» **Exercise**: Transcribe everything in the data word for word. Pictures are left out.

** start of Information supplied **

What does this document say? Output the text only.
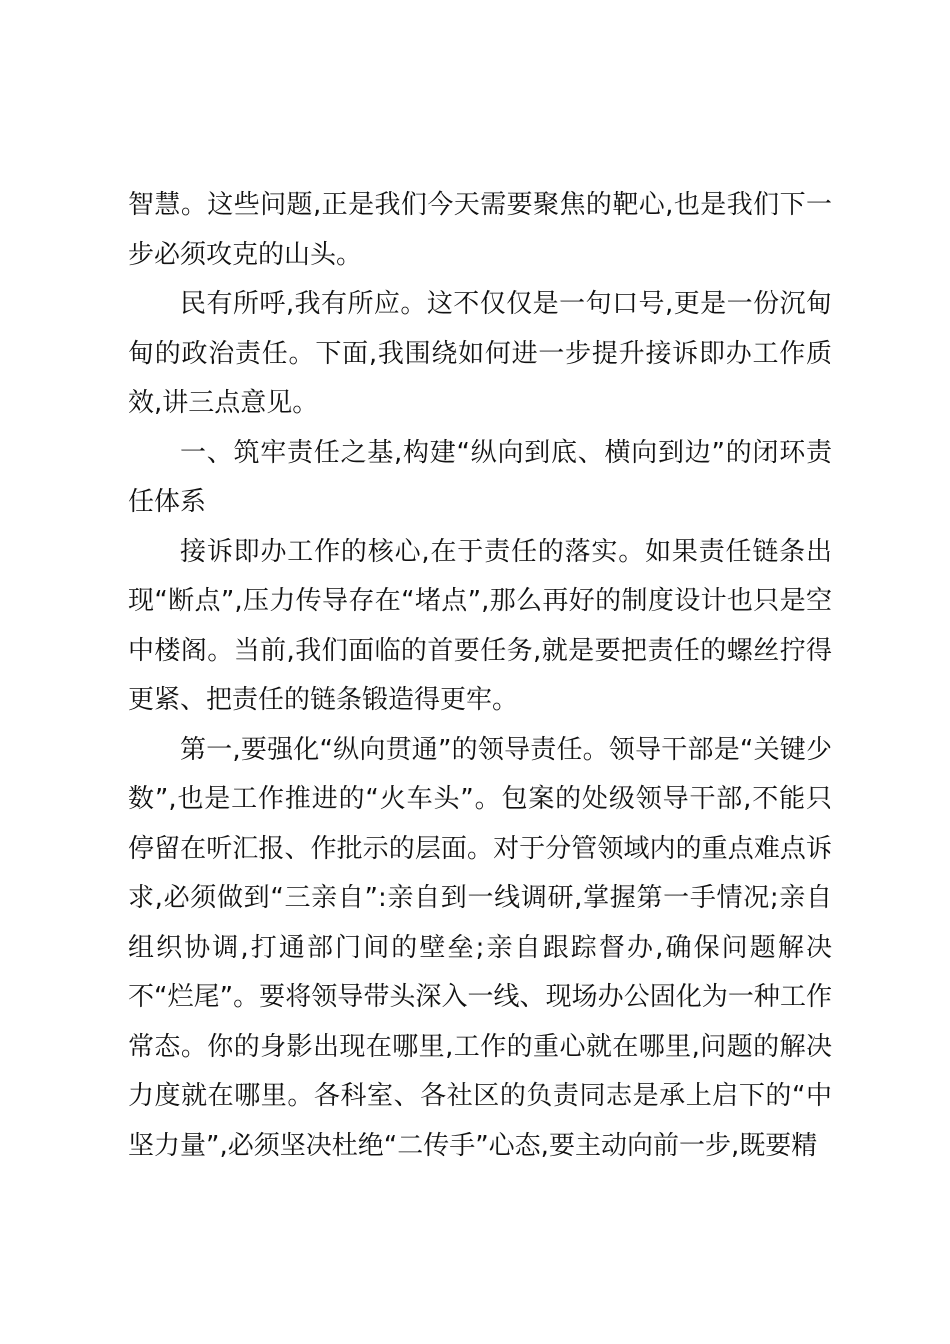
智慧。这些问题,正是我们今天需要聚焦的靶心,也是我们下一步必须攻克的山头。

民有所呼,我有所应。这不仅仅是一句口号,更是一份沉甸甸的政治责任。下面,我围绕如何进一步提升接诉即办工作质效,讲三点意见。

一、筑牢责任之基,构建“纵向到底、横向到边”的闭环责任体系

接诉即办工作的核心,在于责任的落实。如果责任链条出现“断点”,压力传导存在“堵点”,那么再好的制度设计也只是空中楼阁。当前,我们面临的首要任务,就是要把责任的螺丝拧得更紧、把责任的链条锻造得更牢。

第一,要强化“纵向贯通”的领导责任。领导干部是“关键少数”,也是工作推进的“火车头”。包案的处级领导干部,不能只停留在听汇报、作批示的层面。对于分管领域内的重点难点诉求,必须做到“三亲自”:亲自到一线调研,掌握第一手情况;亲自组织协调,打通部门间的壁垒;亲自跟踪督办,确保问题解决不“烂尾”。要将领导带头深入一线、现场办公固化为一种工作常态。你的身影出现在哪里,工作的重心就在哪里,问题的解决力度就在哪里。各科室、各社区的负责同志是承上启下的“中坚力量”,必须坚决杜绝“二传手”心态,要主动向前一步,既要精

** end of Information supplied **

» **Solution to this exercise**:
What does this document say? Output the text only.
智慧。这些问题,正是我们今天需要聚焦的靶心,也是我们下一步必须攻克的山头。

民有所呼,我有所应。这不仅仅是一句口号,更是一份沉甸甸的政治责任。下面,我围绕如何进一步提升接诉即办工作质效,讲三点意见。

一、筑牢责任之基,构建“纵向到底、横向到边”的闭环责任体系

接诉即办工作的核心,在于责任的落实。如果责任链条出现“断点”,压力传导存在“堵点”,那么再好的制度设计也只是空中楼阁。当前,我们面临的首要任务,就是要把责任的螺丝拧得更紧、把责任的链条锻造得更牢。

第一,要强化“纵向贯通”的领导责任。领导干部是“关键少数”,也是工作推进的“火车头”。包案的处级领导干部,不能只停留在听汇报、作批示的层面。对于分管领域内的重点难点诉求,必须做到“三亲自”:亲自到一线调研,掌握第一手情况;亲自组织协调,打通部门间的壁垒;亲自跟踪督办,确保问题解决不“烂尾”。要将领导带头深入一线、现场办公固化为一种工作常态。你的身影出现在哪里,工作的重心就在哪里,问题的解决力度就在哪里。各科室、各社区的负责同志是承上启下的“中坚力量”,必须坚决杜绝“二传手”心态,要主动向前一步,既要精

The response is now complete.